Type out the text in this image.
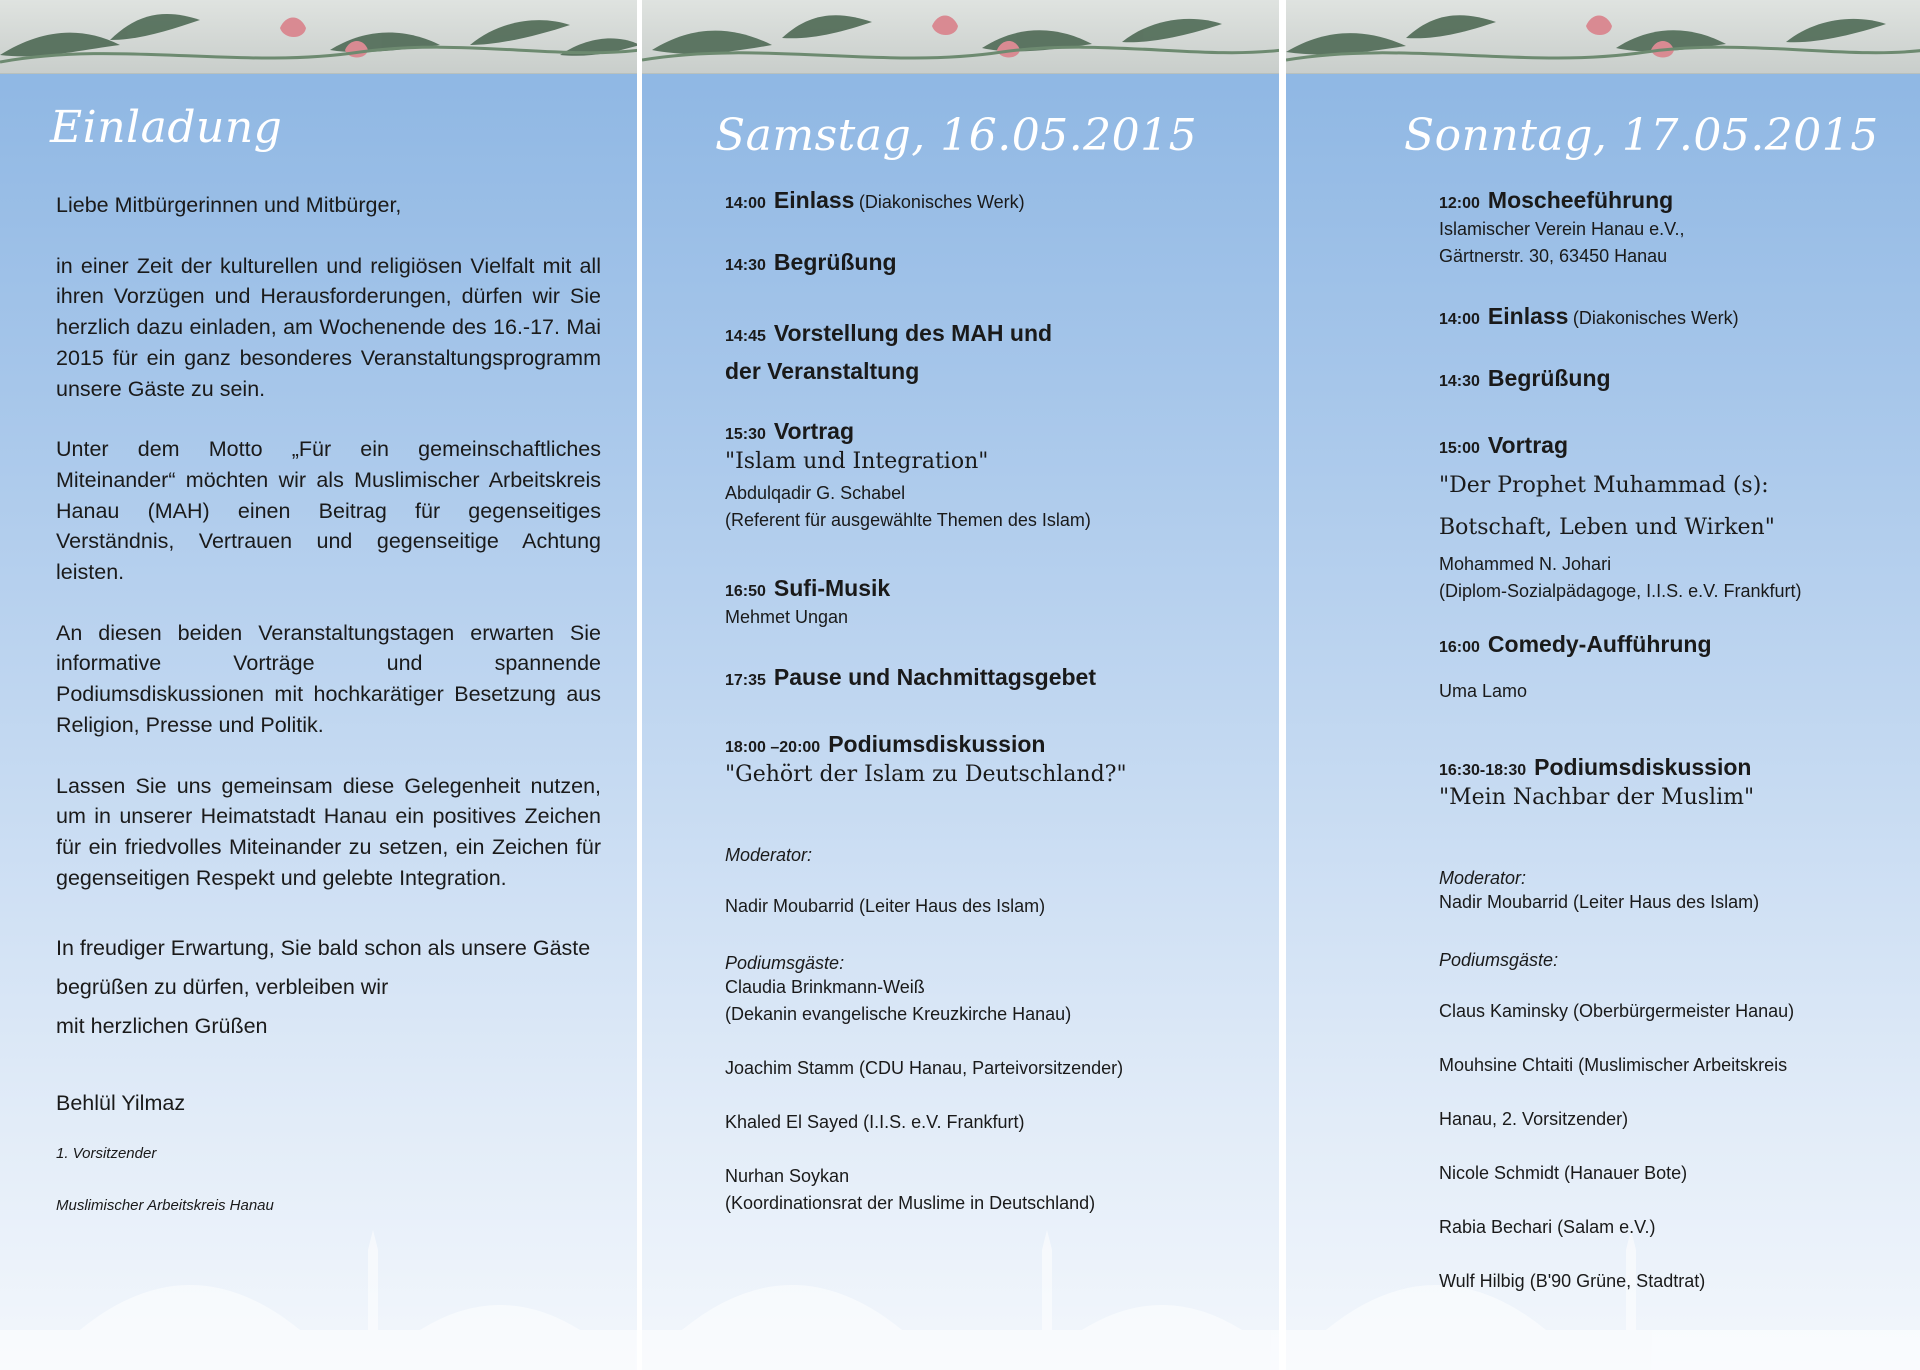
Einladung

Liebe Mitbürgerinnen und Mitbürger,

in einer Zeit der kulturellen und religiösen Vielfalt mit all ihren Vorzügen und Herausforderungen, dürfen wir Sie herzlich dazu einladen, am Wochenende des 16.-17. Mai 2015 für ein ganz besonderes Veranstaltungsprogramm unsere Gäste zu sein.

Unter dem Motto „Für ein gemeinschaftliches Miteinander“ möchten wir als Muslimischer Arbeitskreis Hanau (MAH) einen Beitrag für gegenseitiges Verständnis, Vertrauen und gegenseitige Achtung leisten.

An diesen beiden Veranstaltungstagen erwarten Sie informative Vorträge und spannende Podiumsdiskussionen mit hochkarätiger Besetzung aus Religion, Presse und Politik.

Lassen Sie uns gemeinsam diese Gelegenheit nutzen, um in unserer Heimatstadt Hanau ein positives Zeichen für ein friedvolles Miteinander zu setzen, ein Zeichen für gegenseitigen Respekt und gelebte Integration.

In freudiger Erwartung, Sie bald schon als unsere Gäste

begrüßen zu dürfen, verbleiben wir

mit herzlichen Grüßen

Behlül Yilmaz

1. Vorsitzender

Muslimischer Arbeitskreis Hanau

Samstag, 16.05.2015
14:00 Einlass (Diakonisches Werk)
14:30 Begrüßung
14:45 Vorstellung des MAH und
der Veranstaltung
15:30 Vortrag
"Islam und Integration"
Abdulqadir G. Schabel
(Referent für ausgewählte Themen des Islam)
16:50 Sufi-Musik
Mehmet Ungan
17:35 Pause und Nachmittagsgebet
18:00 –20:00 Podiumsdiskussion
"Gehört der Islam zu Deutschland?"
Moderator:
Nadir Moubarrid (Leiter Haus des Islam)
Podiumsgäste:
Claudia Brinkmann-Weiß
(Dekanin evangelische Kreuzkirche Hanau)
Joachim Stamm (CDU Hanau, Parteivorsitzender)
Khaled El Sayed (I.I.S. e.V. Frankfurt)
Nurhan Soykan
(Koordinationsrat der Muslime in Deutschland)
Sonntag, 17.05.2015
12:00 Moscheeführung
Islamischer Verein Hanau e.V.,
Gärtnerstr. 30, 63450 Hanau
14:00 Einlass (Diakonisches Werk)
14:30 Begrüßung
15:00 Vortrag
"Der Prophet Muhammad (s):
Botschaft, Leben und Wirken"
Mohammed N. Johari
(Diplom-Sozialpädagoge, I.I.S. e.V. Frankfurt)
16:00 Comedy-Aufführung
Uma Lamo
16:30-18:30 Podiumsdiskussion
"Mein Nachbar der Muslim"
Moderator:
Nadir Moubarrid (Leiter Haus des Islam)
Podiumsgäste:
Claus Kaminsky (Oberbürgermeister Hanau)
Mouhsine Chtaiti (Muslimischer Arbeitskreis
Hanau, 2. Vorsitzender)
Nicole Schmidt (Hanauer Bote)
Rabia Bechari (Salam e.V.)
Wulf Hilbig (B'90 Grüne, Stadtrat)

# # #

*WHAT THIS TASK INVOLVES*:
Where a line above includes "Muslimischer", copy that line.

*ANSWER FOR THIS EXERCISE*:
Unter dem Motto „Für ein gemeinschaftliches Miteinander“ möchten wir als Muslimischer Arbeitskreis Hanau (MAH) einen Beitrag für gegenseitiges Verständnis, Vertrauen und gegenseitige Achtung leisten.
Muslimischer Arbeitskreis Hanau
Mouhsine Chtaiti (Muslimischer Arbeitskreis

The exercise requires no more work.